→ DATA EXTRACT:
++++++++++++++++++++

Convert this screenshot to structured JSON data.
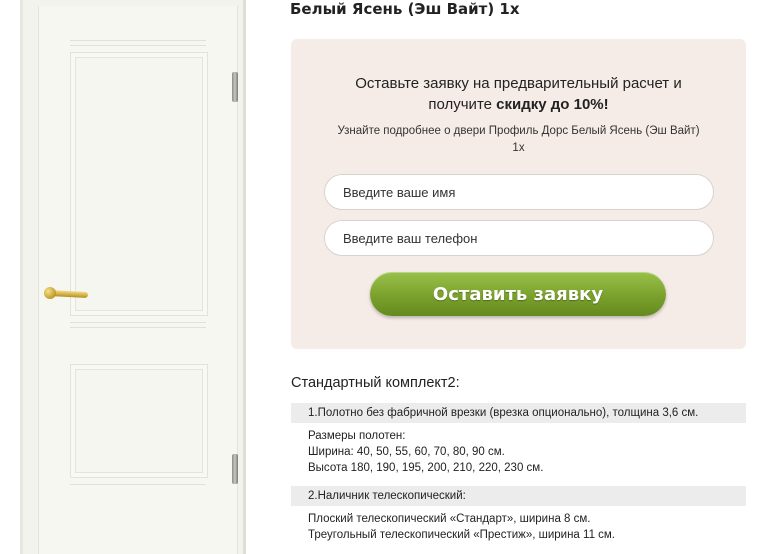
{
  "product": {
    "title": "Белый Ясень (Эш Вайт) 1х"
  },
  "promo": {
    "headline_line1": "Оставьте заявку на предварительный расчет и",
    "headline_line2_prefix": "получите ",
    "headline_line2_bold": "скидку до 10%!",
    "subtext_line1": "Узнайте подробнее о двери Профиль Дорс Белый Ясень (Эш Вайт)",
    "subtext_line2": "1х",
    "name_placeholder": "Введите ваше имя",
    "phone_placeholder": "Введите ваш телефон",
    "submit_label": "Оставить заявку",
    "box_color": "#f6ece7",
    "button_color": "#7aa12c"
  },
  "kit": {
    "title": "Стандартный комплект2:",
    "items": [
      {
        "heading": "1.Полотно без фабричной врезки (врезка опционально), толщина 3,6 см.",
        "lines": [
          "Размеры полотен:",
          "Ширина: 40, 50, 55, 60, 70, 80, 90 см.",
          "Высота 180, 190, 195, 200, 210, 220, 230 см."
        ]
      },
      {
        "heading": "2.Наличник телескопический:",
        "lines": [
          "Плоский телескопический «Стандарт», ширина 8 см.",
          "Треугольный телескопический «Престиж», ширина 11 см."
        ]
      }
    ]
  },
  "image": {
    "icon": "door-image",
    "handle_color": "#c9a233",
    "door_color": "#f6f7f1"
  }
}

++++++++++++++++++++

→ STATED GOAL: Pictures are not part of the copy; output everything else in the records exactly.

→ SOLUTION TO THIS TASK:
Convert this screenshot to structured JSON data.
{
  "product": {
    "title": "Белый Ясень (Эш Вайт) 1х"
  },
  "promo": {
    "headline_line1": "Оставьте заявку на предварительный расчет и",
    "headline_line2_prefix": "получите ",
    "headline_line2_bold": "скидку до 10%!",
    "subtext_line1": "Узнайте подробнее о двери Профиль Дорс Белый Ясень (Эш Вайт)",
    "subtext_line2": "1х",
    "name_placeholder": "Введите ваше имя",
    "phone_placeholder": "Введите ваш телефон",
    "submit_label": "Оставить заявку",
    "box_color": "#f6ece7",
    "button_color": "#7aa12c"
  },
  "kit": {
    "title": "Стандартный комплект2:",
    "items": [
      {
        "heading": "1.Полотно без фабричной врезки (врезка опционально), толщина 3,6 см.",
        "lines": [
          "Размеры полотен:",
          "Ширина: 40, 50, 55, 60, 70, 80, 90 см.",
          "Высота 180, 190, 195, 200, 210, 220, 230 см."
        ]
      },
      {
        "heading": "2.Наличник телескопический:",
        "lines": [
          "Плоский телескопический «Стандарт», ширина 8 см.",
          "Треугольный телескопический «Престиж», ширина 11 см."
        ]
      }
    ]
  },
  "image": {
    "icon": "door-image",
    "handle_color": "#c9a233",
    "door_color": "#f6f7f1"
  }
}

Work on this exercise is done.